WHAT IS BEING ASKED
Transcribe the material in full. Nothing should differ except that the pictures are left out.

◆ ◆ ◆ ◆

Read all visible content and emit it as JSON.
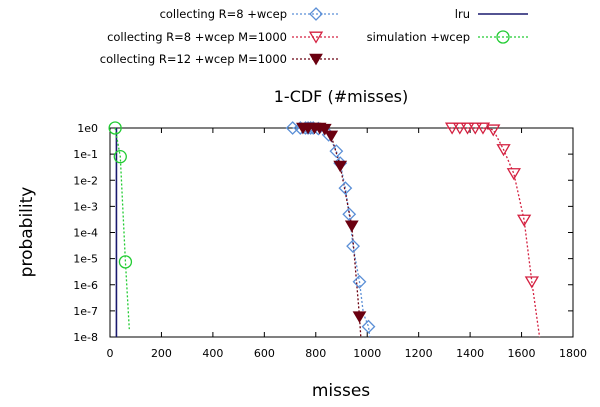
{
  "chart_data": {
    "type": "line",
    "title": "1-CDF (#misses)",
    "xlabel": "misses",
    "ylabel": "probability",
    "xlim": [
      0,
      1800
    ],
    "ylim_log10": [
      -8,
      0
    ],
    "yscale": "log",
    "grid": false,
    "legend_position": "top",
    "xticks": [
      {
        "value": 0,
        "label": "0"
      },
      {
        "value": 200,
        "label": "200"
      },
      {
        "value": 400,
        "label": "400"
      },
      {
        "value": 600,
        "label": "600"
      },
      {
        "value": 800,
        "label": "800"
      },
      {
        "value": 1000,
        "label": "1000"
      },
      {
        "value": 1200,
        "label": "1200"
      },
      {
        "value": 1400,
        "label": "1400"
      },
      {
        "value": 1600,
        "label": "1600"
      },
      {
        "value": 1800,
        "label": "1800"
      }
    ],
    "yticks": [
      {
        "exp": 0,
        "label": "1e0"
      },
      {
        "exp": -1,
        "label": "1e-1"
      },
      {
        "exp": -2,
        "label": "1e-2"
      },
      {
        "exp": -3,
        "label": "1e-3"
      },
      {
        "exp": -4,
        "label": "1e-4"
      },
      {
        "exp": -5,
        "label": "1e-5"
      },
      {
        "exp": -6,
        "label": "1e-6"
      },
      {
        "exp": -7,
        "label": "1e-7"
      },
      {
        "exp": -8,
        "label": "1e-8"
      }
    ],
    "series": [
      {
        "name": "collecting R=8 +wcep",
        "color": "#5b8fd6",
        "dash": "dotted",
        "marker": "diamond-open",
        "line": [
          [
            710,
            1
          ],
          [
            750,
            1
          ],
          [
            780,
            1
          ],
          [
            810,
            0.95
          ],
          [
            850,
            0.55
          ],
          [
            880,
            0.13
          ],
          [
            895,
            0.045
          ],
          [
            915,
            0.005
          ],
          [
            930,
            0.0005
          ],
          [
            945,
            3e-05
          ],
          [
            970,
            1.3e-06
          ],
          [
            985,
            8e-08
          ],
          [
            1005,
            2.5e-08
          ],
          [
            1010,
            1e-08
          ]
        ],
        "points": [
          [
            710,
            1
          ],
          [
            740,
            1
          ],
          [
            760,
            1
          ],
          [
            770,
            1
          ],
          [
            780,
            1
          ],
          [
            790,
            1
          ],
          [
            810,
            0.95
          ],
          [
            850,
            0.55
          ],
          [
            880,
            0.13
          ],
          [
            895,
            0.045
          ],
          [
            915,
            0.005
          ],
          [
            930,
            0.0005
          ],
          [
            945,
            3e-05
          ],
          [
            970,
            1.3e-06
          ],
          [
            1005,
            2.5e-08
          ]
        ]
      },
      {
        "name": "collecting R=8 +wcep M=1000",
        "color": "#d42040",
        "dash": "dotted",
        "marker": "triangle-down-open",
        "line": [
          [
            1310,
            1
          ],
          [
            1350,
            1
          ],
          [
            1400,
            1
          ],
          [
            1450,
            1
          ],
          [
            1490,
            0.85
          ],
          [
            1530,
            0.15
          ],
          [
            1570,
            0.018
          ],
          [
            1610,
            0.0003
          ],
          [
            1640,
            1.3e-06
          ],
          [
            1670,
            1e-08
          ]
        ],
        "points": [
          [
            1330,
            1
          ],
          [
            1360,
            1
          ],
          [
            1390,
            1
          ],
          [
            1420,
            1
          ],
          [
            1450,
            1
          ],
          [
            1490,
            0.85
          ],
          [
            1530,
            0.15
          ],
          [
            1570,
            0.018
          ],
          [
            1610,
            0.0003
          ],
          [
            1640,
            1.3e-06
          ]
        ]
      },
      {
        "name": "collecting R=12 +wcep M=1000",
        "color": "#6b0010",
        "dash": "dotted",
        "marker": "triangle-down-filled",
        "line": [
          [
            750,
            1
          ],
          [
            790,
            1
          ],
          [
            830,
            0.9
          ],
          [
            860,
            0.5
          ],
          [
            895,
            0.035
          ],
          [
            940,
            0.00018
          ],
          [
            970,
            6e-08
          ],
          [
            975,
            1e-08
          ]
        ],
        "points": [
          [
            750,
            1
          ],
          [
            770,
            1
          ],
          [
            795,
            1
          ],
          [
            815,
            1
          ],
          [
            835,
            0.9
          ],
          [
            860,
            0.5
          ],
          [
            895,
            0.035
          ],
          [
            940,
            0.00018
          ],
          [
            970,
            6e-08
          ]
        ]
      },
      {
        "name": "lru",
        "color": "#1a1a6e",
        "dash": "solid",
        "marker": "none",
        "line": [
          [
            25,
            1
          ],
          [
            25,
            1e-08
          ]
        ],
        "points": []
      },
      {
        "name": "simulation +wcep",
        "color": "#22cc33",
        "dash": "dotted",
        "marker": "circle-open",
        "line": [
          [
            20,
            1
          ],
          [
            40,
            0.08
          ],
          [
            60,
            7.5e-06
          ],
          [
            75,
            2e-08
          ]
        ],
        "points": [
          [
            20,
            1
          ],
          [
            40,
            0.08
          ],
          [
            60,
            7.5e-06
          ]
        ]
      }
    ]
  }
}
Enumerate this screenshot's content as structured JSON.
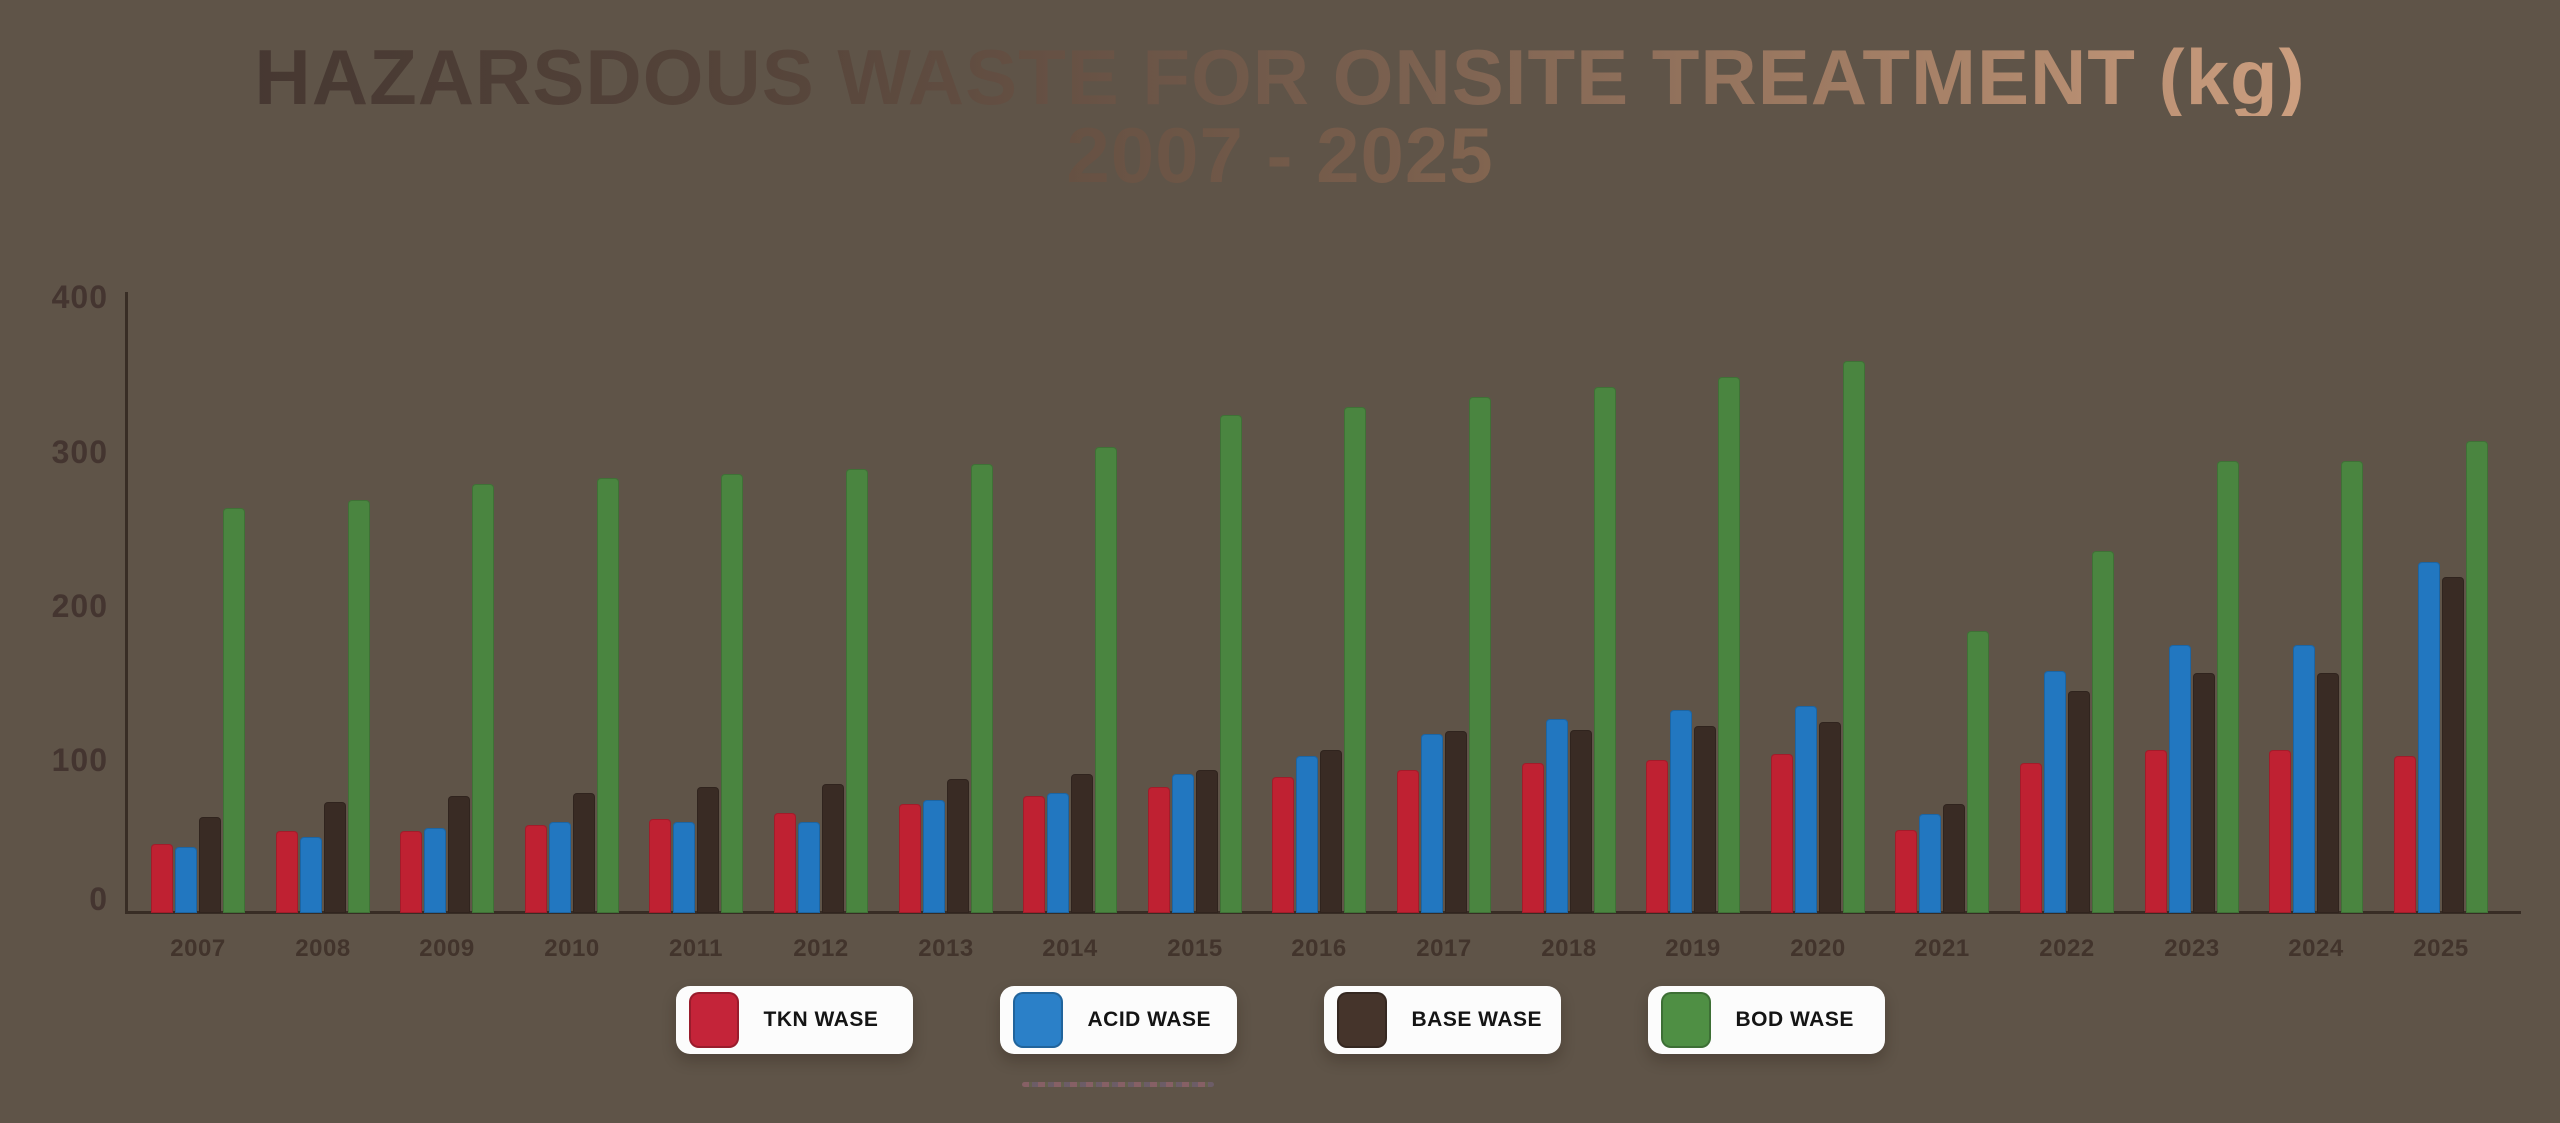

◆ ◆ ◆ ◆

SOLVED EXERCISE
Read all visible content and emit it as JSON.
{
  "chart_data": {
    "type": "line",
    "title": "1-CDF (#misses)",
    "xlabel": "misses",
    "ylabel": "probability",
    "xlim": [
      0,
      1800
    ],
    "ylim_log10": [
      -8,
      0
    ],
    "yscale": "log",
    "grid": false,
    "legend_position": "top",
    "xticks": [
      {
        "value": 0,
        "label": "0"
      },
      {
        "value": 200,
        "label": "200"
      },
      {
        "value": 400,
        "label": "400"
      },
      {
        "value": 600,
        "label": "600"
      },
      {
        "value": 800,
        "label": "800"
      },
      {
        "value": 1000,
        "label": "1000"
      },
      {
        "value": 1200,
        "label": "1200"
      },
      {
        "value": 1400,
        "label": "1400"
      },
      {
        "value": 1600,
        "label": "1600"
      },
      {
        "value": 1800,
        "label": "1800"
      }
    ],
    "yticks": [
      {
        "exp": 0,
        "label": "1e0"
      },
      {
        "exp": -1,
        "label": "1e-1"
      },
      {
        "exp": -2,
        "label": "1e-2"
      },
      {
        "exp": -3,
        "label": "1e-3"
      },
      {
        "exp": -4,
        "label": "1e-4"
      },
      {
        "exp": -5,
        "label": "1e-5"
      },
      {
        "exp": -6,
        "label": "1e-6"
      },
      {
        "exp": -7,
        "label": "1e-7"
      },
      {
        "exp": -8,
        "label": "1e-8"
      }
    ],
    "series": [
      {
        "name": "collecting R=8 +wcep",
        "color": "#5b8fd6",
        "dash": "dotted",
        "marker": "diamond-open",
        "line": [
          [
            710,
            1
          ],
          [
            750,
            1
          ],
          [
            780,
            1
          ],
          [
            810,
            0.95
          ],
          [
            850,
            0.55
          ],
          [
            880,
            0.13
          ],
          [
            895,
            0.045
          ],
          [
            915,
            0.005
          ],
          [
            930,
            0.0005
          ],
          [
            945,
            3e-05
          ],
          [
            970,
            1.3e-06
          ],
          [
            985,
            8e-08
          ],
          [
            1005,
            2.5e-08
          ],
          [
            1010,
            1e-08
          ]
        ],
        "points": [
          [
            710,
            1
          ],
          [
            740,
            1
          ],
          [
            760,
            1
          ],
          [
            770,
            1
          ],
          [
            780,
            1
          ],
          [
            790,
            1
          ],
          [
            810,
            0.95
          ],
          [
            850,
            0.55
          ],
          [
            880,
            0.13
          ],
          [
            895,
            0.045
          ],
          [
            915,
            0.005
          ],
          [
            930,
            0.0005
          ],
          [
            945,
            3e-05
          ],
          [
            970,
            1.3e-06
          ],
          [
            1005,
            2.5e-08
          ]
        ]
      },
      {
        "name": "collecting R=8 +wcep M=1000",
        "color": "#d42040",
        "dash": "dotted",
        "marker": "triangle-down-open",
        "line": [
          [
            1310,
            1
          ],
          [
            1350,
            1
          ],
          [
            1400,
            1
          ],
          [
            1450,
            1
          ],
          [
            1490,
            0.85
          ],
          [
            1530,
            0.15
          ],
          [
            1570,
            0.018
          ],
          [
            1610,
            0.0003
          ],
          [
            1640,
            1.3e-06
          ],
          [
            1670,
            1e-08
          ]
        ],
        "points": [
          [
            1330,
            1
          ],
          [
            1360,
            1
          ],
          [
            1390,
            1
          ],
          [
            1420,
            1
          ],
          [
            1450,
            1
          ],
          [
            1490,
            0.85
          ],
          [
            1530,
            0.15
          ],
          [
            1570,
            0.018
          ],
          [
            1610,
            0.0003
          ],
          [
            1640,
            1.3e-06
          ]
        ]
      },
      {
        "name": "collecting R=12 +wcep M=1000",
        "color": "#6b0010",
        "dash": "dotted",
        "marker": "triangle-down-filled",
        "line": [
          [
            750,
            1
          ],
          [
            790,
            1
          ],
          [
            830,
            0.9
          ],
          [
            860,
            0.5
          ],
          [
            895,
            0.035
          ],
          [
            940,
            0.00018
          ],
          [
            970,
            6e-08
          ],
          [
            975,
            1e-08
          ]
        ],
        "points": [
          [
            750,
            1
          ],
          [
            770,
            1
          ],
          [
            795,
            1
          ],
          [
            815,
            1
          ],
          [
            835,
            0.9
          ],
          [
            860,
            0.5
          ],
          [
            895,
            0.035
          ],
          [
            940,
            0.00018
          ],
          [
            970,
            6e-08
          ]
        ]
      },
      {
        "name": "lru",
        "color": "#1a1a6e",
        "dash": "solid",
        "marker": "none",
        "line": [
          [
            25,
            1
          ],
          [
            25,
            1e-08
          ]
        ],
        "points": []
      },
      {
        "name": "simulation +wcep",
        "color": "#22cc33",
        "dash": "dotted",
        "marker": "circle-open",
        "line": [
          [
            20,
            1
          ],
          [
            40,
            0.08
          ],
          [
            60,
            7.5e-06
          ],
          [
            75,
            2e-08
          ]
        ],
        "points": [
          [
            20,
            1
          ],
          [
            40,
            0.08
          ],
          [
            60,
            7.5e-06
          ]
        ]
      }
    ]
  }
}
Enumerate this screenshot's content as structured JSON.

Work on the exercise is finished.